THE PROBLEM :: Work out the number of lines with "ylabel" in them. Reply with that number and no other words.

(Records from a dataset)

* * * * * * * * *

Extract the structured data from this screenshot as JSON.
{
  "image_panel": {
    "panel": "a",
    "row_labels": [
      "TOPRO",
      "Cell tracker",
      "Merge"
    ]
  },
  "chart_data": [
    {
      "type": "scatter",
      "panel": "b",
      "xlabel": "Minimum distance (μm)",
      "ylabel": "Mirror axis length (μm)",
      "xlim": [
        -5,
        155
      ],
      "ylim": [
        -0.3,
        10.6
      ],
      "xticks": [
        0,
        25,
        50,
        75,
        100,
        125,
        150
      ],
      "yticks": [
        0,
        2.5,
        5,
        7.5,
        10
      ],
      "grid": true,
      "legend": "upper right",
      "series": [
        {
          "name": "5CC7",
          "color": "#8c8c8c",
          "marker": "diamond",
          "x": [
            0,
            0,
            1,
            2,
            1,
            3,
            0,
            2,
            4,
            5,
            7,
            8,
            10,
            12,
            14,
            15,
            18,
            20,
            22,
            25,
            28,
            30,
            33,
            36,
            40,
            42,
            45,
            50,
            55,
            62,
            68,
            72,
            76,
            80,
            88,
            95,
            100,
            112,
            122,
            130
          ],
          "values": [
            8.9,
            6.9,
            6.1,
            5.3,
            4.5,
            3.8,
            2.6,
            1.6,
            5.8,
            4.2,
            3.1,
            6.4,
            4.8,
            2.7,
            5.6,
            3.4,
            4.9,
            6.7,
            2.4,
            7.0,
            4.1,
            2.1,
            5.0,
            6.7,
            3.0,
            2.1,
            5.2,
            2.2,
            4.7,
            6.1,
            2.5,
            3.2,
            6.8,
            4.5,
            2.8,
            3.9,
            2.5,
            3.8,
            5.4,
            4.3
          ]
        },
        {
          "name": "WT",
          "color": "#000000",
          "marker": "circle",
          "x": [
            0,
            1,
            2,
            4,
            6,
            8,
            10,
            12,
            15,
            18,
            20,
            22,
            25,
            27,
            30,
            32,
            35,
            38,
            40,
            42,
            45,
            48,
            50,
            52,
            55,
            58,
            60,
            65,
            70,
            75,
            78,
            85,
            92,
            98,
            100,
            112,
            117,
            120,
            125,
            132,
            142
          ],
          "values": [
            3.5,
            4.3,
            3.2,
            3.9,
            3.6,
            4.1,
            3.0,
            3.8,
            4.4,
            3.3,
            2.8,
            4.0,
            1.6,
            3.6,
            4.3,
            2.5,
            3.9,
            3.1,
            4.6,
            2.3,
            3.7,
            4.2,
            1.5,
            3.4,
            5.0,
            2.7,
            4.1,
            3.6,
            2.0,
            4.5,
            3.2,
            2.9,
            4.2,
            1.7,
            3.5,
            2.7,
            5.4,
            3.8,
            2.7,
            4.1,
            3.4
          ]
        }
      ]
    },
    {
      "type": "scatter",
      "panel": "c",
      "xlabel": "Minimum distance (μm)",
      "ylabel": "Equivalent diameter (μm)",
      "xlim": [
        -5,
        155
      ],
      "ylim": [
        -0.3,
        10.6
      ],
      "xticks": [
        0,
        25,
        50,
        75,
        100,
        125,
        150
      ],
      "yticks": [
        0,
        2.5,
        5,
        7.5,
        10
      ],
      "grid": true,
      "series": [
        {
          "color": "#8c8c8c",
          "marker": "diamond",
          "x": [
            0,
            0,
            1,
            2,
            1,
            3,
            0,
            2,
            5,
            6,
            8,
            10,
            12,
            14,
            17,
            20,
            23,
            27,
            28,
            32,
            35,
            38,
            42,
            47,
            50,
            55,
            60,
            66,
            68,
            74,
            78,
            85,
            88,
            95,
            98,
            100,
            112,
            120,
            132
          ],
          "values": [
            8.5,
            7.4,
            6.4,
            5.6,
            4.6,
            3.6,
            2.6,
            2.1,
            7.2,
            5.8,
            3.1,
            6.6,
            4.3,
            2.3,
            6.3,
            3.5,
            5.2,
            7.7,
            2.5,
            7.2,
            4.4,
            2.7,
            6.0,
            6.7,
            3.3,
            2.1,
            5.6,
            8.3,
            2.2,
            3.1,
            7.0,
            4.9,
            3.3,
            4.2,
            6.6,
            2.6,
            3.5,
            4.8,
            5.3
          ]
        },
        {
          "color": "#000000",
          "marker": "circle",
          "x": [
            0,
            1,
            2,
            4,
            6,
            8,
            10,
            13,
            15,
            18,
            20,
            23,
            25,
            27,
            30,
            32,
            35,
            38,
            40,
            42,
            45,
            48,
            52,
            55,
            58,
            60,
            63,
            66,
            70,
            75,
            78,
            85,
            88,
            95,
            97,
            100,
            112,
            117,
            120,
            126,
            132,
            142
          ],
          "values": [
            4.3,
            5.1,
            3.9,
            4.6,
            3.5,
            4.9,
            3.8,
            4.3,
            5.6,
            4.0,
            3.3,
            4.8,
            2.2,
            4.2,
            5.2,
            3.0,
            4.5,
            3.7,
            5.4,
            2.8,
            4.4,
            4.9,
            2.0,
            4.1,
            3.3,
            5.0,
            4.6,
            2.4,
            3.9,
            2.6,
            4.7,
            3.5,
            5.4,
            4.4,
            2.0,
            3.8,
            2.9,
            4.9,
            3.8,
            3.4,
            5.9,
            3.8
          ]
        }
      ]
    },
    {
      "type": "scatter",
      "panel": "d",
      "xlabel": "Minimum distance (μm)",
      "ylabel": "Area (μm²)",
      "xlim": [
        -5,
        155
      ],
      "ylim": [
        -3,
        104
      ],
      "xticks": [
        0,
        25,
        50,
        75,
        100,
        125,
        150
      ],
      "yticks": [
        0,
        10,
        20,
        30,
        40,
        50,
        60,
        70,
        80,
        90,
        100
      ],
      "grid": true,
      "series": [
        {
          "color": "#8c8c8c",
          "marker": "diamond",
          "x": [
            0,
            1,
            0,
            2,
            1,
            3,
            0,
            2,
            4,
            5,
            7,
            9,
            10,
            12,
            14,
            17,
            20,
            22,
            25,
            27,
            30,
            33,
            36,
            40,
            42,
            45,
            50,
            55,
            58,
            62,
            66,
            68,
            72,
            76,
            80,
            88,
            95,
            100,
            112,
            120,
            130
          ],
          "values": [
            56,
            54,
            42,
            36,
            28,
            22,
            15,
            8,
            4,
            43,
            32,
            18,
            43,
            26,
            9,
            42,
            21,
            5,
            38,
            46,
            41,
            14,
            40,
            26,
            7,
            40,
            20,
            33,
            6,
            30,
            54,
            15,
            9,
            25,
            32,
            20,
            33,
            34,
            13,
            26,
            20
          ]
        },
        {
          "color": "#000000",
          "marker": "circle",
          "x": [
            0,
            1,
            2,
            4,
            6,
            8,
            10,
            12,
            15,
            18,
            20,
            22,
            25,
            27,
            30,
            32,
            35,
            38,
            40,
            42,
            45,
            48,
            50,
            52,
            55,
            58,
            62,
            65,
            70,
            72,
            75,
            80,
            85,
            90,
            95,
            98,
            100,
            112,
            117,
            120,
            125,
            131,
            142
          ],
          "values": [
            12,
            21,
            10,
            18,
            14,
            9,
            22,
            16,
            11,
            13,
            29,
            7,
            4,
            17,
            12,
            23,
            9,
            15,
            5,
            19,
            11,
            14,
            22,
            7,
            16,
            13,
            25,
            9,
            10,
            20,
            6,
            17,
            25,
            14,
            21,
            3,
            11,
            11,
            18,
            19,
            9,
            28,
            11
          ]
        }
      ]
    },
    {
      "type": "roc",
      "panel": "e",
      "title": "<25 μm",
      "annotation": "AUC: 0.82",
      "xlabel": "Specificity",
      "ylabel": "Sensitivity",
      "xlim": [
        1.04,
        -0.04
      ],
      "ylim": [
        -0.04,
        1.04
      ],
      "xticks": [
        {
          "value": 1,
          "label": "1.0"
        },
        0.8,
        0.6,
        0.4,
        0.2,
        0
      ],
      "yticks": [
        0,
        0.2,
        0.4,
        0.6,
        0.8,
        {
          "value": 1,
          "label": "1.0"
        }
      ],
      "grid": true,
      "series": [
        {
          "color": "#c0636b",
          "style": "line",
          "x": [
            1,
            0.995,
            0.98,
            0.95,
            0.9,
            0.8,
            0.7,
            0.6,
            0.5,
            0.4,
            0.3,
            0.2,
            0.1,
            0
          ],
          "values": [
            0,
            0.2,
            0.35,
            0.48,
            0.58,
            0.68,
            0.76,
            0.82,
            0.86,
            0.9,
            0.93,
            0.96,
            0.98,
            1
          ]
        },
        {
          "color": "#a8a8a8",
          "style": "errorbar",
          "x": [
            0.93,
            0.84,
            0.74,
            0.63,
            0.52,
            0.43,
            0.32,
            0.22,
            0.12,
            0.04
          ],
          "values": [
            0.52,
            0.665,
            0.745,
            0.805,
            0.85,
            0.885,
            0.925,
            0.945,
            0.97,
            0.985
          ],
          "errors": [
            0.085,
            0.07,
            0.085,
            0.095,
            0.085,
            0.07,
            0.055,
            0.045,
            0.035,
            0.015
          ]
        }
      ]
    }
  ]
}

* * * * * * * * *

COMPLETE OUTPUT :: 4